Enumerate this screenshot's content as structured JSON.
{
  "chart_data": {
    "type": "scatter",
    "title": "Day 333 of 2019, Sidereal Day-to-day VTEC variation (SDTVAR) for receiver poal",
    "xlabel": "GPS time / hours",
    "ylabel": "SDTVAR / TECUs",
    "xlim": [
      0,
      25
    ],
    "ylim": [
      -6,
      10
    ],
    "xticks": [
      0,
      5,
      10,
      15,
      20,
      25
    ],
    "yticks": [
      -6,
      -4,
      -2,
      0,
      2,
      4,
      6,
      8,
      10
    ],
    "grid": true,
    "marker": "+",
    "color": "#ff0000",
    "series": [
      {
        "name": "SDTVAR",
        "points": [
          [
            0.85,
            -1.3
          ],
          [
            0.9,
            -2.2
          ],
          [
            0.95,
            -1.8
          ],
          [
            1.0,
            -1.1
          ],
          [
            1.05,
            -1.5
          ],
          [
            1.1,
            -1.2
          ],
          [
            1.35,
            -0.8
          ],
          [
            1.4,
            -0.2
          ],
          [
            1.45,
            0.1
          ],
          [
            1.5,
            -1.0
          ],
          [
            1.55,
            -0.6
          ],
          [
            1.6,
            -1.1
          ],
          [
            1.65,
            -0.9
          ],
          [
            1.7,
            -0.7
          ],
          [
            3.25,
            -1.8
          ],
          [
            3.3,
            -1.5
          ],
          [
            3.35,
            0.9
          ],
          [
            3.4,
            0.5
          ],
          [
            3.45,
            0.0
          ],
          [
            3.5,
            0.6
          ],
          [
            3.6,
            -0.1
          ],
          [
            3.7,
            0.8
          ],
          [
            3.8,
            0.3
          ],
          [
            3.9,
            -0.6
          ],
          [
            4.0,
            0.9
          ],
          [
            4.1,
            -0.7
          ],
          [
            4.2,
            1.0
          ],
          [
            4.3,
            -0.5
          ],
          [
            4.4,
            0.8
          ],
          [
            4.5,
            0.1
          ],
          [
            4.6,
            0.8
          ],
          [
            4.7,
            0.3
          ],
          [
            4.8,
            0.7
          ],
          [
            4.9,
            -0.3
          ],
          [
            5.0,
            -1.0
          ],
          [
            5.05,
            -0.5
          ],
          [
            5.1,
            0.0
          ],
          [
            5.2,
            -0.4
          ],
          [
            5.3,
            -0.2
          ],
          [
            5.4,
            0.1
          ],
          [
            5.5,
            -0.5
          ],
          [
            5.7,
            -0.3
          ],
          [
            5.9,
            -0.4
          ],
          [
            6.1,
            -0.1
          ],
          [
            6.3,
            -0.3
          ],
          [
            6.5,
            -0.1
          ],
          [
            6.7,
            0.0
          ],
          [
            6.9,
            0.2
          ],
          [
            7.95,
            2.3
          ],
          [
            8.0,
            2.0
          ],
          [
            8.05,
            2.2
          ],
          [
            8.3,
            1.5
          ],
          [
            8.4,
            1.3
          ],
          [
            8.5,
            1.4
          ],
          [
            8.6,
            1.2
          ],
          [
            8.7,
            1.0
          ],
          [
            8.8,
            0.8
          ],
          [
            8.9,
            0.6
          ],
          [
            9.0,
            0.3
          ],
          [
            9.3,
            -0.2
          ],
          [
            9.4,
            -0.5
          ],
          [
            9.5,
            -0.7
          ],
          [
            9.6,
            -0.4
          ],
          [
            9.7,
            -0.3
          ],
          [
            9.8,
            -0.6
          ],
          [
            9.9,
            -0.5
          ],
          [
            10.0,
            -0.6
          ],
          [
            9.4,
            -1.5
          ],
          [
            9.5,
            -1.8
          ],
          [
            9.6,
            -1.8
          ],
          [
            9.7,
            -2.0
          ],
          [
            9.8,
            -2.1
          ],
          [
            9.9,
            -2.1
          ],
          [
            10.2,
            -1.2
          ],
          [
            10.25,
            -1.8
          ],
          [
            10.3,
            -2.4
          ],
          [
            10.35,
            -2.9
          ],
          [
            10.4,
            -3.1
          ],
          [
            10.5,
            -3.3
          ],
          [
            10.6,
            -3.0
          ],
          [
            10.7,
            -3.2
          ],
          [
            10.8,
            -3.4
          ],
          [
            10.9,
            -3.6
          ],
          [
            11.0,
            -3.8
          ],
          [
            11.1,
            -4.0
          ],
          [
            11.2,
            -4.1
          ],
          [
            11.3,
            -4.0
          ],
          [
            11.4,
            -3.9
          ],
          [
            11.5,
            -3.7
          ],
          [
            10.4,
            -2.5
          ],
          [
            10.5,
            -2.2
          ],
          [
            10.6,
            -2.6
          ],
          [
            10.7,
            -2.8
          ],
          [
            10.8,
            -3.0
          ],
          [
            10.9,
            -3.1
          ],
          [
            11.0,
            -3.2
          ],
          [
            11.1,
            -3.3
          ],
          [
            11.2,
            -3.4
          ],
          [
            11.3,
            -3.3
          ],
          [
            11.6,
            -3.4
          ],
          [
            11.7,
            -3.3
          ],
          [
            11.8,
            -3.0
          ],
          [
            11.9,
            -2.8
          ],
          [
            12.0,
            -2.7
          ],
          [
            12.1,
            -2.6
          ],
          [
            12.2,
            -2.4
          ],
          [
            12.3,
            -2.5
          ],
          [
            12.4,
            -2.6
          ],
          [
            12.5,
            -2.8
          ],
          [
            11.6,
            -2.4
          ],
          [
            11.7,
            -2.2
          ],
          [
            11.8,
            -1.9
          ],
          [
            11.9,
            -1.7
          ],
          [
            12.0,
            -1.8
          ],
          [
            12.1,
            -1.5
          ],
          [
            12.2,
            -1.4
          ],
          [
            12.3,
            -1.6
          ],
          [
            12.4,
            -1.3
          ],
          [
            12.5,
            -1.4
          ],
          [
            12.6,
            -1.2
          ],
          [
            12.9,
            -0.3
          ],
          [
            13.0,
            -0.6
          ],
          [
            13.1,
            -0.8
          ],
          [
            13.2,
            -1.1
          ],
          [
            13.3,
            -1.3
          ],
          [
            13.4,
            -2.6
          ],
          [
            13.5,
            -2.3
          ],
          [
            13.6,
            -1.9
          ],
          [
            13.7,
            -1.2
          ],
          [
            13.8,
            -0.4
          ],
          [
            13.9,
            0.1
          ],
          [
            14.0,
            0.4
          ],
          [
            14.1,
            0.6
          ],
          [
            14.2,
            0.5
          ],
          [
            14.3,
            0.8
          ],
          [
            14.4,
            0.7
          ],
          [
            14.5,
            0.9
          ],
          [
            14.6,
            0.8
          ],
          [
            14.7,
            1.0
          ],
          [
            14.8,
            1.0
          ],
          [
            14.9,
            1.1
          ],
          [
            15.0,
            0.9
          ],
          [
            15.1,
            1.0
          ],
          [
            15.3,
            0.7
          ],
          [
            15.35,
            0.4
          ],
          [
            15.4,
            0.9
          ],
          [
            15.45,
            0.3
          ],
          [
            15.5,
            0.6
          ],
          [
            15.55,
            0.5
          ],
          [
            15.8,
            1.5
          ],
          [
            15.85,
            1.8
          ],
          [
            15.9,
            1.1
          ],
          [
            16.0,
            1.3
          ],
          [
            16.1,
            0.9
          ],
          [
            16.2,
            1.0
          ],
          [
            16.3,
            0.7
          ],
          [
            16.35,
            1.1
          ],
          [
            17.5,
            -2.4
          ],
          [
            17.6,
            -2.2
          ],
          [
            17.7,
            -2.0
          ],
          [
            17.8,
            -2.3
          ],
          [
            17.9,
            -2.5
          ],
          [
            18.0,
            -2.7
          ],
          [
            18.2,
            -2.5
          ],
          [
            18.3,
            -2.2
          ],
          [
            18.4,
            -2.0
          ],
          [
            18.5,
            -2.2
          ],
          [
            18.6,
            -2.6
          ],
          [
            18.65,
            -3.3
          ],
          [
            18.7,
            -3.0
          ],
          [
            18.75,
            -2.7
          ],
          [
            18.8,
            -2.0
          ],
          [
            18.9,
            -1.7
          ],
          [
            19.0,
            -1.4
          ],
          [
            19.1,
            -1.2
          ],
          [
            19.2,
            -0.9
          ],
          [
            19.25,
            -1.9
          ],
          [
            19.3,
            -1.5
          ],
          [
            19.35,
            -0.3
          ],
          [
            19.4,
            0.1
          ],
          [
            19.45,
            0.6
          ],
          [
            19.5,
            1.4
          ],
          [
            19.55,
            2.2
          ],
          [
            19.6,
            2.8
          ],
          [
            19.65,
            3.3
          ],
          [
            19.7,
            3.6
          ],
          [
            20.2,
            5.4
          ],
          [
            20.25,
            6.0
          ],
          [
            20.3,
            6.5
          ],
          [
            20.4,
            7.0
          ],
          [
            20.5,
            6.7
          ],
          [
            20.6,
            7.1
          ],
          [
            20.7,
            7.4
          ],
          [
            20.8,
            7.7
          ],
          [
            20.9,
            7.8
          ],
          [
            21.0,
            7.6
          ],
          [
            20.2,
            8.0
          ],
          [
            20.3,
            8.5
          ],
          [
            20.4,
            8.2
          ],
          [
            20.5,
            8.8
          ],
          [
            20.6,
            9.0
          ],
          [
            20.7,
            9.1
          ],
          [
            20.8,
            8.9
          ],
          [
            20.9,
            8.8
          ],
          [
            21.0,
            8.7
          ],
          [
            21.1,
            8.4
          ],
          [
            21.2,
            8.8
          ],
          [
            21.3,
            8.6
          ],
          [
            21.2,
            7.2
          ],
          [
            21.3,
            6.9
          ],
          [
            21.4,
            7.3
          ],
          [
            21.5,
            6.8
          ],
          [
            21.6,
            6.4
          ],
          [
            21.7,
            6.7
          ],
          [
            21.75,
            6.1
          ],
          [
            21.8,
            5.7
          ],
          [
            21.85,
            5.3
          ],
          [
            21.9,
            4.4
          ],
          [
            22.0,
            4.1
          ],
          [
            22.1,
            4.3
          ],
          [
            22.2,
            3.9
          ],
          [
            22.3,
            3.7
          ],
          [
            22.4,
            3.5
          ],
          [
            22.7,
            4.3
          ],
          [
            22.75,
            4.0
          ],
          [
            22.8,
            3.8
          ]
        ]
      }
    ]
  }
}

= = =

- **Problem to work on**: Note each line of the entries that has "SDTVAR" in it, and copy those lines.

- **Task answer**:
    "title": "Day 333 of 2019, Sidereal Day-to-day VTEC variation (SDTVAR) for receiver poal",
    "ylabel": "SDTVAR / TECUs",
        "name": "SDTVAR",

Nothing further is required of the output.